[START]
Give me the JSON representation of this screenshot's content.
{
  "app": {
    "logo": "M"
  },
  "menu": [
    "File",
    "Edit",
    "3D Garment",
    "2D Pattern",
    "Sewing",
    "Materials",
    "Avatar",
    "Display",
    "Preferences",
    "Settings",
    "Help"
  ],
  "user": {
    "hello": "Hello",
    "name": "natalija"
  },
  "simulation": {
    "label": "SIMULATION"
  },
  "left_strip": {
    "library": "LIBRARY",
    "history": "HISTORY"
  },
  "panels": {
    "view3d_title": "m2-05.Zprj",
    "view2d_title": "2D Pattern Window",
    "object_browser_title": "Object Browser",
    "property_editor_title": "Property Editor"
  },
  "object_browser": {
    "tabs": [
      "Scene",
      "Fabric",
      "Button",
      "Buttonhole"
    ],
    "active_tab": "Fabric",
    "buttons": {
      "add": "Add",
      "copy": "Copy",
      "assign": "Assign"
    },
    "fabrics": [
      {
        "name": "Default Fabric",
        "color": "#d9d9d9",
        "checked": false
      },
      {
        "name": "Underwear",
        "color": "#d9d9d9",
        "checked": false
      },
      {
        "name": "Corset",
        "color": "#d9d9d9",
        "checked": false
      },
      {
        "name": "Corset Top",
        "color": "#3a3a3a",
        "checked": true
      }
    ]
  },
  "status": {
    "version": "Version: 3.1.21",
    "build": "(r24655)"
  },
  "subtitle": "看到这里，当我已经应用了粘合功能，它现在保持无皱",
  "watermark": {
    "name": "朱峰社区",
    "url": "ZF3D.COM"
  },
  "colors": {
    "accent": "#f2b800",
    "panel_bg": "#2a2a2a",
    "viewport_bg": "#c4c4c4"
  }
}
[END]
> [Required work]: Copy down the whole of the data above, matching it exactly.

> [Response below]:
Give me the JSON representation of this screenshot's content.
{
  "app": {
    "logo": "M"
  },
  "menu": [
    "File",
    "Edit",
    "3D Garment",
    "2D Pattern",
    "Sewing",
    "Materials",
    "Avatar",
    "Display",
    "Preferences",
    "Settings",
    "Help"
  ],
  "user": {
    "hello": "Hello",
    "name": "natalija"
  },
  "simulation": {
    "label": "SIMULATION"
  },
  "left_strip": {
    "library": "LIBRARY",
    "history": "HISTORY"
  },
  "panels": {
    "view3d_title": "m2-05.Zprj",
    "view2d_title": "2D Pattern Window",
    "object_browser_title": "Object Browser",
    "property_editor_title": "Property Editor"
  },
  "object_browser": {
    "tabs": [
      "Scene",
      "Fabric",
      "Button",
      "Buttonhole"
    ],
    "active_tab": "Fabric",
    "buttons": {
      "add": "Add",
      "copy": "Copy",
      "assign": "Assign"
    },
    "fabrics": [
      {
        "name": "Default Fabric",
        "color": "#d9d9d9",
        "checked": false
      },
      {
        "name": "Underwear",
        "color": "#d9d9d9",
        "checked": false
      },
      {
        "name": "Corset",
        "color": "#d9d9d9",
        "checked": false
      },
      {
        "name": "Corset Top",
        "color": "#3a3a3a",
        "checked": true
      }
    ]
  },
  "status": {
    "version": "Version: 3.1.21",
    "build": "(r24655)"
  },
  "subtitle": "看到这里，当我已经应用了粘合功能，它现在保持无皱",
  "watermark": {
    "name": "朱峰社区",
    "url": "ZF3D.COM"
  },
  "colors": {
    "accent": "#f2b800",
    "panel_bg": "#2a2a2a",
    "viewport_bg": "#c4c4c4"
  }
}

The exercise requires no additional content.